MATERIAL SHOWN >>
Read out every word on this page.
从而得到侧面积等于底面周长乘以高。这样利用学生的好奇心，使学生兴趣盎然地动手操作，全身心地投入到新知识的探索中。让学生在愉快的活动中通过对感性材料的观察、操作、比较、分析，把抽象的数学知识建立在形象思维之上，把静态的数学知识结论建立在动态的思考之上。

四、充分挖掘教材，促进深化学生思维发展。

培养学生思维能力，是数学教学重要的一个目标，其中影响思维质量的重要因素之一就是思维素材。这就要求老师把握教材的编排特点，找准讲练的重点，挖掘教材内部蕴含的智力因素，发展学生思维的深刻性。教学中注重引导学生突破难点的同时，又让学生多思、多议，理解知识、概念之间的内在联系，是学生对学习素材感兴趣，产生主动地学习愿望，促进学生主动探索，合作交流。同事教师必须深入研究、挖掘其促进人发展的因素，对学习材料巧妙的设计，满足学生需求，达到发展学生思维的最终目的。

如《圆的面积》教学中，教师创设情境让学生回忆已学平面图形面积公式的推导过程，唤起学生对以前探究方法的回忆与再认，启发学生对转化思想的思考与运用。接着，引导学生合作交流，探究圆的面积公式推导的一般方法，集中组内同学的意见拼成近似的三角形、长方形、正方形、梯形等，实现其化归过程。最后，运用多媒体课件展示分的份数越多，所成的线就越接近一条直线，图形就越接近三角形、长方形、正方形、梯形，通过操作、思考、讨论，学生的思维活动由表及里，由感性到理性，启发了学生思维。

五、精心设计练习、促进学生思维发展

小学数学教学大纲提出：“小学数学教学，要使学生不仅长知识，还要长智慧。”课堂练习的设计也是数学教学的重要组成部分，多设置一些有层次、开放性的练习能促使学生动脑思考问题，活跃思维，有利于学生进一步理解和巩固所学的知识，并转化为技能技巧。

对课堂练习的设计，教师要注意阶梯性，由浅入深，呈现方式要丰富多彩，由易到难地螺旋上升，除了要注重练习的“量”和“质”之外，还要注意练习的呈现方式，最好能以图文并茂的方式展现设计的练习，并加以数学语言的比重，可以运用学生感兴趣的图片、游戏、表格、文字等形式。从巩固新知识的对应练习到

TASK INSTRUCTIONS >>
Using the data above, output each line exactly.

FINISHED EXERCISE >>
Read out every word on this page.
从而得到侧面积等于底面周长乘以高。这样利用学生的好奇心，使学生兴趣盎然地动手操作，全身心地投入到新知识的探索中。让学生在愉快的活动中通过对感性材料的观察、操作、比较、分析，把抽象的数学知识建立在形象思维之上，把静态的数学知识结论建立在动态的思考之上。

四、充分挖掘教材，促进深化学生思维发展。

培养学生思维能力，是数学教学重要的一个目标，其中影响思维质量的重要因素之一就是思维素材。这就要求老师把握教材的编排特点，找准讲练的重点，挖掘教材内部蕴含的智力因素，发展学生思维的深刻性。教学中注重引导学生突破难点的同时，又让学生多思、多议，理解知识、概念之间的内在联系，是学生对学习素材感兴趣，产生主动地学习愿望，促进学生主动探索，合作交流。同事教师必须深入研究、挖掘其促进人发展的因素，对学习材料巧妙的设计，满足学生需求，达到发展学生思维的最终目的。

如《圆的面积》教学中，教师创设情境让学生回忆已学平面图形面积公式的推导过程，唤起学生对以前探究方法的回忆与再认，启发学生对转化思想的思考与运用。接着，引导学生合作交流，探究圆的面积公式推导的一般方法，集中组内同学的意见拼成近似的三角形、长方形、正方形、梯形等，实现其化归过程。最后，运用多媒体课件展示分的份数越多，所成的线就越接近一条直线，图形就越接近三角形、长方形、正方形、梯形，通过操作、思考、讨论，学生的思维活动由表及里，由感性到理性，启发了学生思维。

五、精心设计练习、促进学生思维发展

小学数学教学大纲提出：“小学数学教学，要使学生不仅长知识，还要长智慧。”课堂练习的设计也是数学教学的重要组成部分，多设置一些有层次、开放性的练习能促使学生动脑思考问题，活跃思维，有利于学生进一步理解和巩固所学的知识，并转化为技能技巧。

对课堂练习的设计，教师要注意阶梯性，由浅入深，呈现方式要丰富多彩，由易到难地螺旋上升，除了要注重练习的“量”和“质”之外，还要注意练习的呈现方式，最好能以图文并茂的方式展现设计的练习，并加以数学语言的比重，可以运用学生感兴趣的图片、游戏、表格、文字等形式。从巩固新知识的对应练习到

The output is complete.